:: EXERCISE INSTRUCTIONS ::
Reproduce each line of the entries below word for word, omitting the pictures from your answer.

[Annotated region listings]
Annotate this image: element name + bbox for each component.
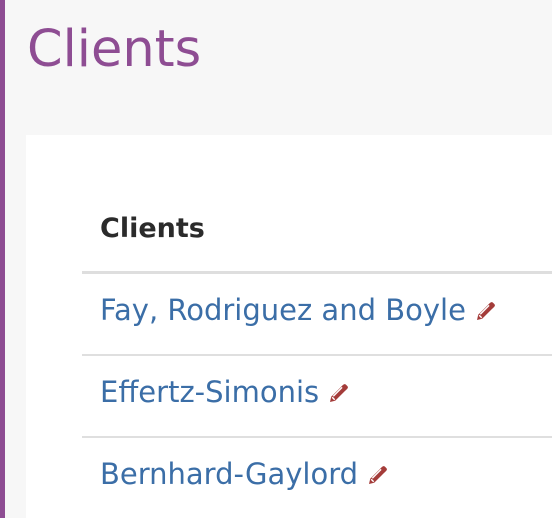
left-accent-bar [0, 0, 5, 518]
pencil-icon[interactable] [474, 299, 498, 323]
client-link-fay-rodriguez-boyle[interactable]: Fay, Rodriguez and Boyle [100, 296, 466, 325]
client-row-2: Effertz-Simonis [82, 356, 552, 438]
client-cell-1: Fay, Rodriguez and Boyle [100, 296, 498, 325]
client-cell-2: Effertz-Simonis [100, 378, 351, 407]
pencil-icon[interactable] [366, 463, 390, 487]
table-header-row: Clients [82, 191, 552, 274]
client-link-bernhard-gaylord[interactable]: Bernhard-Gaylord [100, 460, 358, 489]
client-cell-3: Bernhard-Gaylord [100, 460, 390, 489]
pencil-icon[interactable] [327, 381, 351, 405]
client-row-3: Bernhard-Gaylord [82, 438, 552, 518]
client-link-effertz-simonis[interactable]: Effertz-Simonis [100, 378, 319, 407]
clients-table: Clients Fay, Rodriguez and Boyle Effertz… [82, 191, 552, 518]
client-row-1: Fay, Rodriguez and Boyle [82, 274, 552, 356]
page-title: Clients [27, 20, 202, 79]
content-panel: Clients Fay, Rodriguez and Boyle Effertz… [26, 135, 552, 518]
clients-column-header: Clients [100, 213, 205, 244]
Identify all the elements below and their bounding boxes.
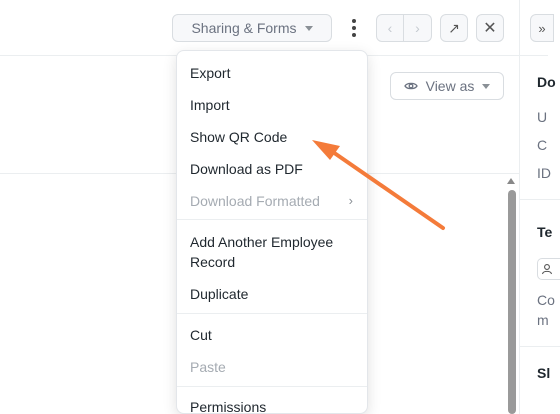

:: RESULT ::
Annotate this image: element name + bbox for each component.
left-accent-bar [0, 0, 5, 518]
pencil-icon[interactable] [474, 299, 498, 323]
client-link-fay-rodriguez-boyle[interactable]: Fay, Rodriguez and Boyle [100, 296, 466, 325]
client-row-2: Effertz-Simonis [82, 356, 552, 438]
client-cell-1: Fay, Rodriguez and Boyle [100, 296, 498, 325]
client-cell-2: Effertz-Simonis [100, 378, 351, 407]
pencil-icon[interactable] [366, 463, 390, 487]
table-header-row: Clients [82, 191, 552, 274]
client-link-bernhard-gaylord[interactable]: Bernhard-Gaylord [100, 460, 358, 489]
client-cell-3: Bernhard-Gaylord [100, 460, 390, 489]
pencil-icon[interactable] [327, 381, 351, 405]
client-row-3: Bernhard-Gaylord [82, 438, 552, 518]
client-link-effertz-simonis[interactable]: Effertz-Simonis [100, 378, 319, 407]
clients-table: Clients Fay, Rodriguez and Boyle Effertz… [82, 191, 552, 518]
client-row-1: Fay, Rodriguez and Boyle [82, 274, 552, 356]
page-title: Clients [27, 20, 202, 79]
content-panel: Clients Fay, Rodriguez and Boyle Effertz… [26, 135, 552, 518]
clients-column-header: Clients [100, 213, 205, 244]
Identify all the elements below and their bounding boxes.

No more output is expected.